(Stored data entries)
▼

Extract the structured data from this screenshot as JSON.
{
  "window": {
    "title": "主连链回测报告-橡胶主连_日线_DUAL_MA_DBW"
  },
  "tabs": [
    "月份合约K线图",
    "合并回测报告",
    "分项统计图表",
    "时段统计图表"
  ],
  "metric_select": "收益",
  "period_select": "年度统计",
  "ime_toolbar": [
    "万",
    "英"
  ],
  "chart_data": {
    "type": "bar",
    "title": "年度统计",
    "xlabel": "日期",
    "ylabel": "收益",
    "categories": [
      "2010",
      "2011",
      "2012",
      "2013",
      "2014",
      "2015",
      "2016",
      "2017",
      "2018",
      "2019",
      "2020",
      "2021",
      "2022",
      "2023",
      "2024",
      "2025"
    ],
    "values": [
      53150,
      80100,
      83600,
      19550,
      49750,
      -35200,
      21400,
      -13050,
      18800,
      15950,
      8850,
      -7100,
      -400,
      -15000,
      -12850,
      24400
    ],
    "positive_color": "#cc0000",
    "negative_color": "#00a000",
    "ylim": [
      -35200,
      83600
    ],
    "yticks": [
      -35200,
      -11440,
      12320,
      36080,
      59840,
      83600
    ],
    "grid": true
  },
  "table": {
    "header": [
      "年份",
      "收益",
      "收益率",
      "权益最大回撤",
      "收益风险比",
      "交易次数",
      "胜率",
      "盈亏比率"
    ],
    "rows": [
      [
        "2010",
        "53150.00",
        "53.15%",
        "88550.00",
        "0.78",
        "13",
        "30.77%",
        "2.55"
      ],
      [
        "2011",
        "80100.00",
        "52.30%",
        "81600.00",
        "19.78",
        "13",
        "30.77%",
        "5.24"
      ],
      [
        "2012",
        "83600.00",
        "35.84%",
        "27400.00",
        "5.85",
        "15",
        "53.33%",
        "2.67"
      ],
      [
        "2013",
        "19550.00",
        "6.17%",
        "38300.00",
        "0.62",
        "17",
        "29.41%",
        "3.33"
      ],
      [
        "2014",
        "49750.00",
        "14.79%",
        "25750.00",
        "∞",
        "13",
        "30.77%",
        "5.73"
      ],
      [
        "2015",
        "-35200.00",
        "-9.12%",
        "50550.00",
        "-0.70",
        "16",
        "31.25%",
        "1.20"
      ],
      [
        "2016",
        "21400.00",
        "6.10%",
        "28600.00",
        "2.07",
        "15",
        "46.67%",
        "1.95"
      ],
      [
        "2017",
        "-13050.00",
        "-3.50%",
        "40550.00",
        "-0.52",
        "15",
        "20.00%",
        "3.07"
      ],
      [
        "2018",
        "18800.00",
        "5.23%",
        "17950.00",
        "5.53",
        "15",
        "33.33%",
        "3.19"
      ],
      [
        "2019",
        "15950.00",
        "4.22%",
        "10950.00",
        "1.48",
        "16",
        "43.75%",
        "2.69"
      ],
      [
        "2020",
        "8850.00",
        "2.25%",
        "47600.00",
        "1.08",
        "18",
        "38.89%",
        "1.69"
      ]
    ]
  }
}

▲

→ **Given instruction**: Which lines contain "title"? Show each of them.

→ **Completed exercise**:
    "title": "主连链回测报告-橡胶主连_日线_DUAL_MA_DBW"
    "title": "年度统计",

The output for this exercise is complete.